• **Written exercise**
Answer with a number only: how many lines of the data contain "this"?

• **Working data**
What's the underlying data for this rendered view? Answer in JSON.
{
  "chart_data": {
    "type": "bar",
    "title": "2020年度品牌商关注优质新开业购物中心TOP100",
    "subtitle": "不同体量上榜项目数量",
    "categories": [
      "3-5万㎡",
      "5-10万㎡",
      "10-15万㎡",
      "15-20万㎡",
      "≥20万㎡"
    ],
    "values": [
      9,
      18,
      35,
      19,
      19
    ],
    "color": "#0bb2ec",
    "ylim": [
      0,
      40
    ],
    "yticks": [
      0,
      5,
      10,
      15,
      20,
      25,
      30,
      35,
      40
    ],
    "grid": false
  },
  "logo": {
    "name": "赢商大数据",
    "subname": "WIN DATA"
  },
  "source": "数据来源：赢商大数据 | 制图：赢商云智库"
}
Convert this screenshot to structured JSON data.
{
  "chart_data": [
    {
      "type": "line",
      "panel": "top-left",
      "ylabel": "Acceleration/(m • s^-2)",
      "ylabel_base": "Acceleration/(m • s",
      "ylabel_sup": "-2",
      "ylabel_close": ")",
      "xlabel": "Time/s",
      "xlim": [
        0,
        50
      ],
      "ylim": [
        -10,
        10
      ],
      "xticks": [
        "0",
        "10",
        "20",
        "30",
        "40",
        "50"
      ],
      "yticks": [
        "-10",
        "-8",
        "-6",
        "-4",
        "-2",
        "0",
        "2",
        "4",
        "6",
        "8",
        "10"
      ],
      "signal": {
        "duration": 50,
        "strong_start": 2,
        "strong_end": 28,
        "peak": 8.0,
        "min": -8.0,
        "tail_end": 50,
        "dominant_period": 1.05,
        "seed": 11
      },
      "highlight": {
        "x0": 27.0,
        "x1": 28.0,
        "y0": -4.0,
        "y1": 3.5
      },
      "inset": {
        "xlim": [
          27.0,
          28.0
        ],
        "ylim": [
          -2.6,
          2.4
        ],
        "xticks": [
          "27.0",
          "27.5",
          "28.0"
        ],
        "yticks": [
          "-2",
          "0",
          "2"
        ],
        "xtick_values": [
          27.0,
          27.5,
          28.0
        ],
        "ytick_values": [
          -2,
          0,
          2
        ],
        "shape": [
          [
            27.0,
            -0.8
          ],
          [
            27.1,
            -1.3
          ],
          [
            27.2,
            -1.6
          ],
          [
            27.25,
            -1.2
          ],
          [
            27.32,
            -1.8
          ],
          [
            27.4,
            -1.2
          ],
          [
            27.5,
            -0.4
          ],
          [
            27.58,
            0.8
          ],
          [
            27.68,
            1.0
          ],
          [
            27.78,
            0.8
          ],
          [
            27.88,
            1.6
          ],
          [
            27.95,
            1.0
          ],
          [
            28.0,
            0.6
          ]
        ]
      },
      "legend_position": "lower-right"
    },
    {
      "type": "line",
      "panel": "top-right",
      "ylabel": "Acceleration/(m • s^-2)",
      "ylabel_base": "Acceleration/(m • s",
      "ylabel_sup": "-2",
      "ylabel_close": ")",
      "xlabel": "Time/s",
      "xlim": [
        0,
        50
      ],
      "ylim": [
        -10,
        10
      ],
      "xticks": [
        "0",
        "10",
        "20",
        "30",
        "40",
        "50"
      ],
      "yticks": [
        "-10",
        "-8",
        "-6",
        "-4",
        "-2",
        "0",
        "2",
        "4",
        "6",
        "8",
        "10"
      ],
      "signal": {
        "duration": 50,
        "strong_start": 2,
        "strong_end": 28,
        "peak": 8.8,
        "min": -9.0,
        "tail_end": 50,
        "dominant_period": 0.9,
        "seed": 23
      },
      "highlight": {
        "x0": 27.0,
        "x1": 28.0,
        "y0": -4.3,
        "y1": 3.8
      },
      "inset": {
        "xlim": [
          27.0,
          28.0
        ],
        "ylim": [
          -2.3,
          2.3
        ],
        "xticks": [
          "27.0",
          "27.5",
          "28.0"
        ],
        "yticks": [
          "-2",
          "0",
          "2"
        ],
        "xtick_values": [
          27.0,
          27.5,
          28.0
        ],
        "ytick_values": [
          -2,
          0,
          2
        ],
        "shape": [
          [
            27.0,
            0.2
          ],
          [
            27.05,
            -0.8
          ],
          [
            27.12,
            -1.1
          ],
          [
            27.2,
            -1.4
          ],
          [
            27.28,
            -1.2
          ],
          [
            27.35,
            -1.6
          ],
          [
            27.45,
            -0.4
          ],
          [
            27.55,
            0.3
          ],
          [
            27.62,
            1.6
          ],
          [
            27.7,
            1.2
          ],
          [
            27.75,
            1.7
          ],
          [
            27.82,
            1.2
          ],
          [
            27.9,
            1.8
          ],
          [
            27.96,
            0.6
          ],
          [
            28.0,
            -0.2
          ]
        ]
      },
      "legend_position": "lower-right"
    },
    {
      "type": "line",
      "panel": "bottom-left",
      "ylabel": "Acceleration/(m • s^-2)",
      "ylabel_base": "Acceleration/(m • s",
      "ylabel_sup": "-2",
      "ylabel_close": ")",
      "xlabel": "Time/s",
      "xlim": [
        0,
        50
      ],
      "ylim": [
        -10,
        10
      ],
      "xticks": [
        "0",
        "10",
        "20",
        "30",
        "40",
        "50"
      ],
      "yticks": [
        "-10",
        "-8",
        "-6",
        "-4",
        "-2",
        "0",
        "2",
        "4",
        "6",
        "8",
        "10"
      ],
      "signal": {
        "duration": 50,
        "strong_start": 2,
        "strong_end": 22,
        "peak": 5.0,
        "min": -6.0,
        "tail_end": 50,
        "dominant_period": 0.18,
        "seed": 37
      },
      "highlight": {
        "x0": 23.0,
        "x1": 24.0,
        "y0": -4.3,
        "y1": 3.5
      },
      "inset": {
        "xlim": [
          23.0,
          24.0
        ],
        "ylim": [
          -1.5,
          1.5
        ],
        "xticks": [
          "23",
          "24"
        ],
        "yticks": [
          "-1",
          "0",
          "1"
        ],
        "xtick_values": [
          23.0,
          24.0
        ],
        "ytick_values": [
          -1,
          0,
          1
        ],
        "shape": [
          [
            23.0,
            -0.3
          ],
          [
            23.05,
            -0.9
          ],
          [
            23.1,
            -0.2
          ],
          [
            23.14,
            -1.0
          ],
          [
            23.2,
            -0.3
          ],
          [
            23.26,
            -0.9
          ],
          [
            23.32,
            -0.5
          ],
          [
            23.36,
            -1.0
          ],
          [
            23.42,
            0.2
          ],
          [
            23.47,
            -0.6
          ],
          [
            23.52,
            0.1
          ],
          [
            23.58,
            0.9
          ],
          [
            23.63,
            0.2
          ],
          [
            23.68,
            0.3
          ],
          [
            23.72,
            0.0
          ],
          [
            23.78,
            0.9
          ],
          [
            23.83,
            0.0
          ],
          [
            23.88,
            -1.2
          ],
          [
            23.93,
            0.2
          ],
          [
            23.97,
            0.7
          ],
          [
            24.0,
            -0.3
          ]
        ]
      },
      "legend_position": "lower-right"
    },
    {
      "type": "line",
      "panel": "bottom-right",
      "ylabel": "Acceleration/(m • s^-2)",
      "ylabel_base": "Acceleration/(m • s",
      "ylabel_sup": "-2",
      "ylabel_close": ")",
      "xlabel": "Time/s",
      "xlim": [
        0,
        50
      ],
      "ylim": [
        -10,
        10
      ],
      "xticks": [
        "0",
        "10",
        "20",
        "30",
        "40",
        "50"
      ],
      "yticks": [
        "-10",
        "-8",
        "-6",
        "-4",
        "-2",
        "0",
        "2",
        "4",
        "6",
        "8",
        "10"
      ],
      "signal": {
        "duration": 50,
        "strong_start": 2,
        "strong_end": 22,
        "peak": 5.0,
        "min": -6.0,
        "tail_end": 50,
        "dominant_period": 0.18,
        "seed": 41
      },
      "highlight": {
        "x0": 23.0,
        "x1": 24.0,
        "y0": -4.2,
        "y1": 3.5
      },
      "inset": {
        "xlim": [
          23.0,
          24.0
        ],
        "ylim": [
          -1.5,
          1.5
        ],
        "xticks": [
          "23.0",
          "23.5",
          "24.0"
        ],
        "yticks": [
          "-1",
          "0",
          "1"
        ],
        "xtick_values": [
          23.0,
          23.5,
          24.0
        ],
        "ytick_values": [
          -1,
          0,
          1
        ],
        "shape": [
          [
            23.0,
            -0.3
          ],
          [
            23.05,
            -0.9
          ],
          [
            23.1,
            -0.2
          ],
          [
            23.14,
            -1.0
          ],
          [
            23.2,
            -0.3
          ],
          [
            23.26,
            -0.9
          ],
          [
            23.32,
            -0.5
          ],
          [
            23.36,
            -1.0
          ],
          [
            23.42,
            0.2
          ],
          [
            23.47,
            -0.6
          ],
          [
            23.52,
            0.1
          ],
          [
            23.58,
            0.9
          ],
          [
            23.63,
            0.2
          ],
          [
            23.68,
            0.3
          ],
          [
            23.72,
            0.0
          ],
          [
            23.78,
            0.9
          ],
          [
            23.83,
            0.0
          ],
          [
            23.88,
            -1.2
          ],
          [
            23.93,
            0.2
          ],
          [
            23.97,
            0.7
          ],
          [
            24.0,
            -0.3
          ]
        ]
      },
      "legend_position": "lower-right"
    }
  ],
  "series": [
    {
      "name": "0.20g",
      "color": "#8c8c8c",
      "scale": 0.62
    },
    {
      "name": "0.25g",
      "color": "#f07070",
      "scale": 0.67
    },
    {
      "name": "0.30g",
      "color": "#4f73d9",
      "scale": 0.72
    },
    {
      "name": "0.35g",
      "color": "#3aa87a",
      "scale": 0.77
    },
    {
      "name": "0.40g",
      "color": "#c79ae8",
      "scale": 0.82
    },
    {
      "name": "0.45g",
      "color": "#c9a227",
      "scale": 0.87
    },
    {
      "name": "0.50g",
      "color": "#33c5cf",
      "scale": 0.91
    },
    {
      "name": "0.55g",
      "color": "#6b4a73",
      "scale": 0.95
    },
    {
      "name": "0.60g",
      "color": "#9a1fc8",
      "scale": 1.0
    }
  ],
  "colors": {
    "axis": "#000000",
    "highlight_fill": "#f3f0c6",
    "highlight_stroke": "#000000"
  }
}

• **The completed task**
2